Items listed in a dataset:
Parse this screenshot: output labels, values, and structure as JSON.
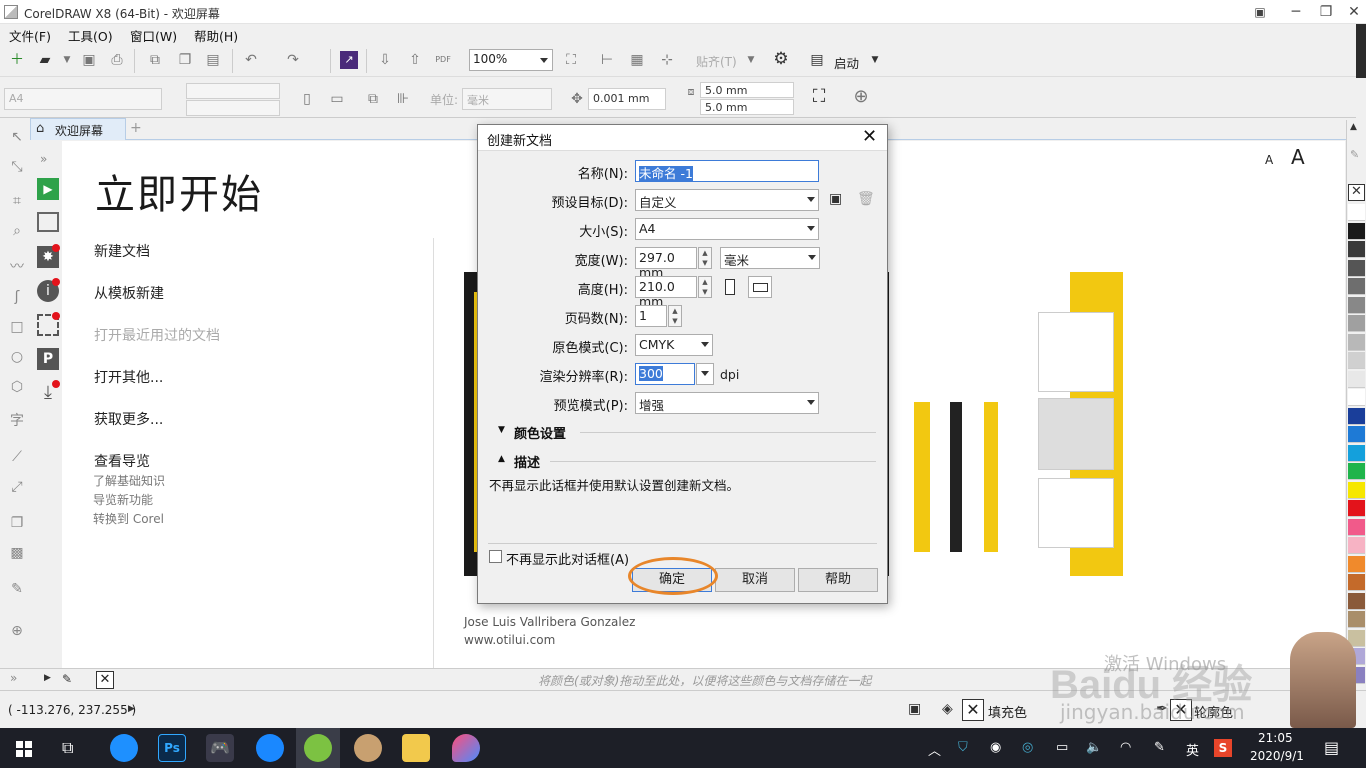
{
  "window": {
    "title": "CorelDRAW X8 (64-Bit) - 欢迎屏幕"
  },
  "menubar": {
    "items": [
      "文件(F)",
      "工具(O)",
      "窗口(W)",
      "帮助(H)"
    ]
  },
  "toolbar": {
    "zoom": "100%",
    "paste_label": "贴齐(T)",
    "launch_label": "启动"
  },
  "propbar": {
    "page_size": "A4",
    "unit_label": "单位:",
    "unit_value": "毫米",
    "nudge": "0.001 mm",
    "dup_x": "5.0 mm",
    "dup_y": "5.0 mm"
  },
  "tab": {
    "label": "欢迎屏幕"
  },
  "welcome": {
    "title": "立即开始",
    "links": [
      "新建文档",
      "从模板新建",
      "打开最近用过的文档",
      "打开其他...",
      "获取更多..."
    ],
    "guide_title": "查看导览",
    "guide_items": [
      "了解基础知识",
      "导览新功能",
      "转换到 Corel"
    ],
    "credit_name": "Jose Luis Vallribera Gonzalez",
    "credit_url": "www.otilui.com"
  },
  "docbar": {
    "hint": "将颜色(或对象)拖动至此处，以便将这些颜色与文档存储在一起"
  },
  "statusbar": {
    "coords": "( -113.276, 237.255 )",
    "fill_label": "填充色",
    "outline_label": "轮廓色"
  },
  "watermark": {
    "activate": "激活 Windows",
    "site": "jingyan.baidu.com",
    "logo": "Baidu 经验"
  },
  "dialog": {
    "title": "创建新文档",
    "name_label": "名称(N):",
    "name_value": "未命名 -1",
    "preset_label": "预设目标(D):",
    "preset_value": "自定义",
    "size_label": "大小(S):",
    "size_value": "A4",
    "width_label": "宽度(W):",
    "width_value": "297.0 mm",
    "unit_value": "毫米",
    "height_label": "高度(H):",
    "height_value": "210.0 mm",
    "pages_label": "页码数(N):",
    "pages_value": "1",
    "color_mode_label": "原色模式(C):",
    "color_mode_value": "CMYK",
    "resolution_label": "渲染分辨率(R):",
    "resolution_value": "300",
    "resolution_unit": "dpi",
    "preview_label": "预览模式(P):",
    "preview_value": "增强",
    "color_settings": "颜色设置",
    "description_title": "描述",
    "description_text": "不再显示此话框并使用默认设置创建新文档。",
    "dont_show": "不再显示此对话框(A)",
    "ok": "确定",
    "cancel": "取消",
    "help": "帮助"
  },
  "taskbar": {
    "time": "21:05",
    "date": "2020/9/1",
    "ime": "英"
  },
  "colors": {
    "accent_highlight": "#e8862a",
    "palette": [
      "#ffffff",
      "#1a1a1a",
      "#3a3a3a",
      "#555555",
      "#6e6e6e",
      "#888888",
      "#a0a0a0",
      "#b8b8b8",
      "#d0d0d0",
      "#e8e8e8",
      "#ffffff",
      "#1a3e9a",
      "#1e7ad6",
      "#14a0dc",
      "#1fb44b",
      "#f6e700",
      "#e3131b",
      "#f15a8a",
      "#f7b3c4",
      "#f08a2c",
      "#c46a2a",
      "#8a5a3a",
      "#a98e6a",
      "#c9c0a0",
      "#b0a8d8",
      "#8a80c0"
    ]
  }
}
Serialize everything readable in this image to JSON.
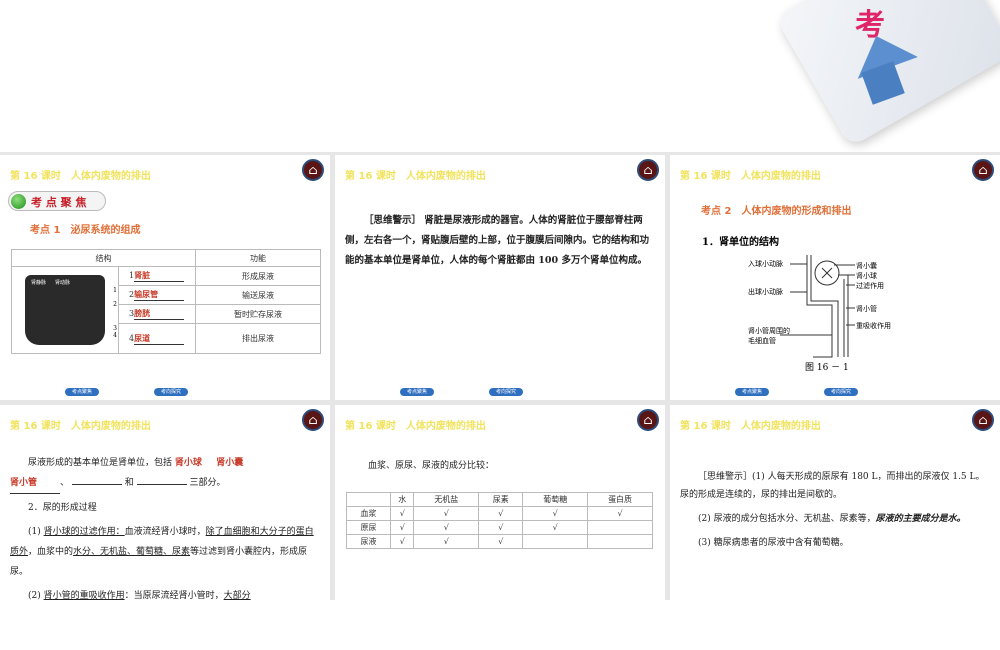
{
  "header_title": "第 16 课时　人体内废物的排出",
  "home_icon": "home-icon",
  "nav": {
    "prev": "考点聚焦",
    "next": "考向探究"
  },
  "deco_char": "考",
  "slide1": {
    "badge": "考 点 聚 焦",
    "point": "考点 1　泌尿系统的组成",
    "cols": [
      "结构",
      "功能"
    ],
    "rows": [
      {
        "n": "1",
        "ans": "肾脏",
        "func": "形成尿液"
      },
      {
        "n": "2",
        "ans": "输尿管",
        "func": "输送尿液"
      },
      {
        "n": "3",
        "ans": "膀胱",
        "func": "暂时贮存尿液"
      },
      {
        "n": "4",
        "ans": "尿道",
        "func": "排出尿液"
      }
    ],
    "img_labels": [
      "肾静脉",
      "肾动脉"
    ],
    "img_nums": [
      "1",
      "2",
      "3",
      "4"
    ]
  },
  "slide2": {
    "text": "［思维警示］ 肾脏是尿液形成的器官。人体的肾脏位于腰部脊柱两侧，左右各一个，肾贴腹后壁的上部，位于腹膜后间隙内。它的结构和功能的基本单位是肾单位，人体的每个肾脏都由 100 多万个肾单位构成。"
  },
  "slide3": {
    "point": "考点 2　人体内废物的形成和排出",
    "sub": "1．肾单位的结构",
    "labels_left": [
      "入球小动脉",
      "出球小动脉",
      "肾小管周围的",
      "毛细血管"
    ],
    "labels_right": [
      "肾小囊",
      "肾小球",
      "过滤作用",
      "肾小管",
      "重吸收作用"
    ],
    "caption": "图 16 － 1"
  },
  "slide4": {
    "l1": "尿液形成的基本单位是肾单位，包括",
    "a1": "肾小球",
    "a2": "肾小囊",
    "a3": "肾小管",
    "l2a": "、",
    "l2b": "和",
    "l2c": "三部分。",
    "sub": "2．尿的形成过程",
    "p1a": "(1) ",
    "p1u": "肾小球的过滤作用：",
    "p1b": "血液流经肾小球时，",
    "p1u2": "除了血细胞和大分子的蛋白质外",
    "p1c": "，血浆中的",
    "p1u3": "水分、无机盐、葡萄糖、尿素",
    "p1d": "等过滤到肾小囊腔内，形成原尿。",
    "p2a": "(2) ",
    "p2u": "肾小管的重吸收作用",
    "p2b": "：当原尿流经肾小管时，",
    "p2u2": "大部分"
  },
  "slide5": {
    "intro": "血浆、原尿、尿液的成分比较：",
    "cols": [
      "",
      "水",
      "无机盐",
      "尿素",
      "葡萄糖",
      "蛋白质"
    ],
    "rows": [
      [
        "血浆",
        "√",
        "√",
        "√",
        "√",
        "√"
      ],
      [
        "原尿",
        "√",
        "√",
        "√",
        "√",
        ""
      ],
      [
        "尿液",
        "√",
        "√",
        "√",
        "",
        ""
      ]
    ]
  },
  "slide6": {
    "p1": "［思维警示］(1) 人每天形成的原尿有 180 L，而排出的尿液仅 1.5 L。尿的形成是连续的，尿的排出是间歇的。",
    "p2a": "(2) 尿液的成分包括水分、无机盐、尿素等，",
    "p2b": "尿液的主要成分是水。",
    "p3": "(3) 糖尿病患者的尿液中含有葡萄糖。"
  }
}
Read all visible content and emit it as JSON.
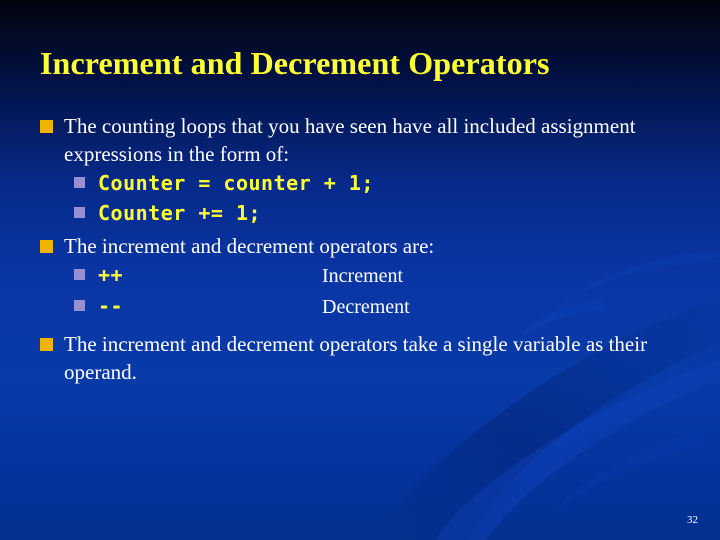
{
  "slide": {
    "title": "Increment and Decrement Operators",
    "page_number": "32",
    "colors": {
      "title_yellow": "#ffff33",
      "body_white": "#ffffff",
      "code_yellow": "#ffff33",
      "bullet_level1": "#f0b400",
      "bullet_level2": "#9a8ed2",
      "background_top": "#01040c",
      "background_bottom": "#04308f"
    },
    "bullets": [
      {
        "level": 1,
        "text": "The counting loops that you have seen have all included assignment expressions in the form of:"
      },
      {
        "level": 2,
        "code": "Counter = counter + 1;",
        "label": ""
      },
      {
        "level": 2,
        "code": "Counter += 1;",
        "label": ""
      },
      {
        "level": 1,
        "text": "The increment and decrement operators are:"
      },
      {
        "level": 2,
        "code": "++",
        "label": "Increment"
      },
      {
        "level": 2,
        "code": "--",
        "label": "Decrement"
      },
      {
        "level": 1,
        "text": "The increment and decrement operators take a single variable as their operand."
      }
    ]
  }
}
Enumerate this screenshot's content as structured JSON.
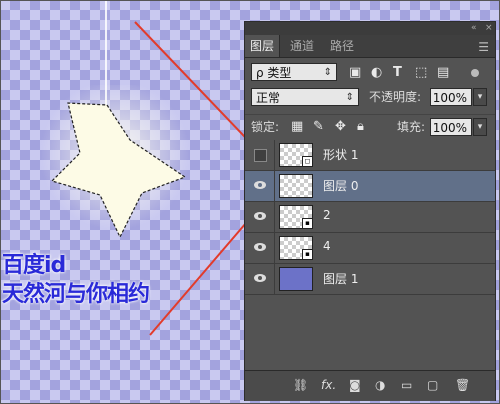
{
  "canvas": {
    "watermark_line1": "百度id",
    "watermark_line2": "天然河与你相约",
    "watermark_color": "#2a2ad8",
    "shape": "star"
  },
  "panel": {
    "titlebar": {
      "collapse_icon": "double-chevron-left-icon",
      "close_icon": "close-icon"
    },
    "tabs": [
      {
        "label": "图层",
        "active": true
      },
      {
        "label": "通道",
        "active": false
      },
      {
        "label": "路径",
        "active": false
      }
    ],
    "menu_icon": "panel-menu-icon",
    "filter": {
      "label": "ρ 类型",
      "icons": [
        "image-filter-icon",
        "adjustment-filter-icon",
        "type-filter-icon",
        "shape-filter-icon",
        "smart-object-filter-icon"
      ]
    },
    "blend": {
      "mode": "正常",
      "opacity_label": "不透明度:",
      "opacity": "100%"
    },
    "lock": {
      "label": "锁定:",
      "fill_label": "填充:",
      "fill": "100%",
      "icons": [
        "lock-transparent-icon",
        "lock-paint-icon",
        "lock-move-icon",
        "lock-all-icon"
      ]
    },
    "layers": [
      {
        "name": "形状 1",
        "visible": false,
        "selected": false,
        "thumb": "transparent",
        "badge": "shape"
      },
      {
        "name": "图层 0",
        "visible": true,
        "selected": true,
        "thumb": "transparent",
        "badge": ""
      },
      {
        "name": "2",
        "visible": true,
        "selected": false,
        "thumb": "transparent",
        "badge": "smart"
      },
      {
        "name": "4",
        "visible": true,
        "selected": false,
        "thumb": "transparent",
        "badge": "smart"
      },
      {
        "name": "图层 1",
        "visible": true,
        "selected": false,
        "thumb": "fill",
        "badge": ""
      }
    ],
    "footer_icons": [
      "link-icon",
      "fx-icon",
      "mask-icon",
      "adjustment-icon",
      "folder-icon",
      "new-layer-icon",
      "trash-icon"
    ],
    "footer_fx_label": "fx."
  },
  "colors": {
    "accent_selected_row": "#617089",
    "panel_bg": "#535353",
    "layer1_fill": "#6c72c8"
  }
}
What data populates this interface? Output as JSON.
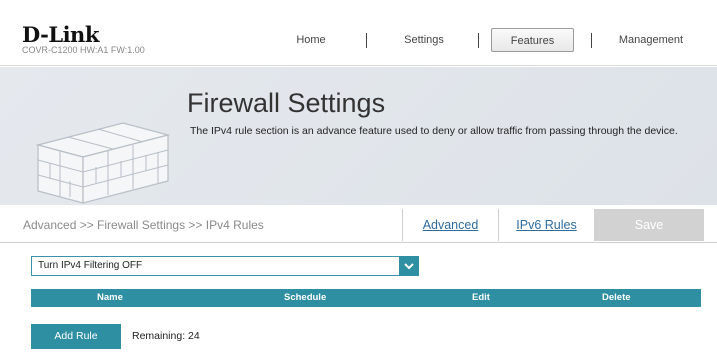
{
  "header": {
    "brand": "D-Link",
    "model": "COVR-C1200 HW:A1 FW:1.00",
    "nav": [
      {
        "label": "Home"
      },
      {
        "label": "Settings"
      },
      {
        "label": "Features",
        "active": true
      },
      {
        "label": "Management"
      }
    ]
  },
  "banner": {
    "title": "Firewall Settings",
    "description": "The IPv4 rule section is an advance feature used to deny or allow traffic from passing through the device."
  },
  "breadcrumb": "Advanced >> Firewall Settings >> IPv4 Rules",
  "tabs": {
    "advanced": "Advanced",
    "ipv6": "IPv6 Rules",
    "save": "Save"
  },
  "filter": {
    "selected": "Turn IPv4 Filtering OFF"
  },
  "table": {
    "columns": [
      "Name",
      "Schedule",
      "Edit",
      "Delete"
    ]
  },
  "add_rule": {
    "label": "Add Rule",
    "remaining": "Remaining: 24"
  },
  "colors": {
    "accent": "#2e8ea2",
    "link": "#2e6b9e",
    "disabled": "#d2d2d2"
  }
}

Exercise goal: Of all the lines in the listing above, how many include "Counter"? Write only the number.

The completed task: 2